● **The problem**
The line containing "What does this" marks where to begin; quote it and every line after it through the end of the data, exactly as written.

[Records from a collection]
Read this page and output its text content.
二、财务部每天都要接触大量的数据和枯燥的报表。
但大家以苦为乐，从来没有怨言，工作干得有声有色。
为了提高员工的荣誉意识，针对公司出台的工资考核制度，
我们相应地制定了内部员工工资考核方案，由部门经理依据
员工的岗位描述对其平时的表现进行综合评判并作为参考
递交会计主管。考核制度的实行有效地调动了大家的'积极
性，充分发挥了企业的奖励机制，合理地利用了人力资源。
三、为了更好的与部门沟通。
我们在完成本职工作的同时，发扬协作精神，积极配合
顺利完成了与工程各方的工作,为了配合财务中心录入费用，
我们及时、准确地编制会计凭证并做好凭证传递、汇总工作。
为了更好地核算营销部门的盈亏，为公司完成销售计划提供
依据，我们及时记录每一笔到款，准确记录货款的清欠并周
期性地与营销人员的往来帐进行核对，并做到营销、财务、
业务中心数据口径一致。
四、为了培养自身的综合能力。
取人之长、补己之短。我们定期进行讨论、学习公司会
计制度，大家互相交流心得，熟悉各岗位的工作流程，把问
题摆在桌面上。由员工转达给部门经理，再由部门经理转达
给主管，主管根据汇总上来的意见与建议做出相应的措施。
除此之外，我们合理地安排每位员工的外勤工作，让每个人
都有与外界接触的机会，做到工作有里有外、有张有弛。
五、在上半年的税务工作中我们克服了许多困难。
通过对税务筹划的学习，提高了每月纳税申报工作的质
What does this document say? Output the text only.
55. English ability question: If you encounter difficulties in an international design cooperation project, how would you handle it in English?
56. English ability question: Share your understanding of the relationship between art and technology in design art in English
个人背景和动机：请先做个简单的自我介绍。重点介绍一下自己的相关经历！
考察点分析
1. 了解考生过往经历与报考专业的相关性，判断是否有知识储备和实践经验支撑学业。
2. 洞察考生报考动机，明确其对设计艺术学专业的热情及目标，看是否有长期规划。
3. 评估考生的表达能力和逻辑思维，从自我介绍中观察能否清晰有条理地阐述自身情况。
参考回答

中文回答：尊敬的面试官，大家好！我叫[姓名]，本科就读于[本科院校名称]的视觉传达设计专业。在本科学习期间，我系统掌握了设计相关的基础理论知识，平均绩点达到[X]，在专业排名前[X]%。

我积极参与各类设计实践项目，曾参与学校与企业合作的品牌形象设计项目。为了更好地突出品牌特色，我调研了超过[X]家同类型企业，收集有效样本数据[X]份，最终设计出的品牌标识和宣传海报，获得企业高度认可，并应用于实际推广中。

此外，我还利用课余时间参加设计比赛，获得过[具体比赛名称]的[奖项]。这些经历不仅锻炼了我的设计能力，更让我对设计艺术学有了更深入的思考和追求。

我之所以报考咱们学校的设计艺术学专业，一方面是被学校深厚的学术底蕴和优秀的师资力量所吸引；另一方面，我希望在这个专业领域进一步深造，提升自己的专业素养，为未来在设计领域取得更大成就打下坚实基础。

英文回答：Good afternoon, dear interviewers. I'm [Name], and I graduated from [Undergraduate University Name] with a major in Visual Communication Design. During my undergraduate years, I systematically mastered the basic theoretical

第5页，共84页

● **The answer**
What does this document say? Output the text only.
55. English ability question: If you encounter difficulties in an international design cooperation project, how would you handle it in English?
56. English ability question: Share your understanding of the relationship between art and technology in design art in English
个人背景和动机：请先做个简单的自我介绍。重点介绍一下自己的相关经历！
考察点分析
1. 了解考生过往经历与报考专业的相关性，判断是否有知识储备和实践经验支撑学业。
2. 洞察考生报考动机，明确其对设计艺术学专业的热情及目标，看是否有长期规划。
3. 评估考生的表达能力和逻辑思维，从自我介绍中观察能否清晰有条理地阐述自身情况。
参考回答

中文回答：尊敬的面试官，大家好！我叫[姓名]，本科就读于[本科院校名称]的视觉传达设计专业。在本科学习期间，我系统掌握了设计相关的基础理论知识，平均绩点达到[X]，在专业排名前[X]%。

我积极参与各类设计实践项目，曾参与学校与企业合作的品牌形象设计项目。为了更好地突出品牌特色，我调研了超过[X]家同类型企业，收集有效样本数据[X]份，最终设计出的品牌标识和宣传海报，获得企业高度认可，并应用于实际推广中。

此外，我还利用课余时间参加设计比赛，获得过[具体比赛名称]的[奖项]。这些经历不仅锻炼了我的设计能力，更让我对设计艺术学有了更深入的思考和追求。

我之所以报考咱们学校的设计艺术学专业，一方面是被学校深厚的学术底蕴和优秀的师资力量所吸引；另一方面，我希望在这个专业领域进一步深造，提升自己的专业素养，为未来在设计领域取得更大成就打下坚实基础。

英文回答：Good afternoon, dear interviewers. I'm [Name], and I graduated from [Undergraduate University Name] with a major in Visual Communication Design. During my undergraduate years, I systematically mastered the basic theoretical

第5页，共84页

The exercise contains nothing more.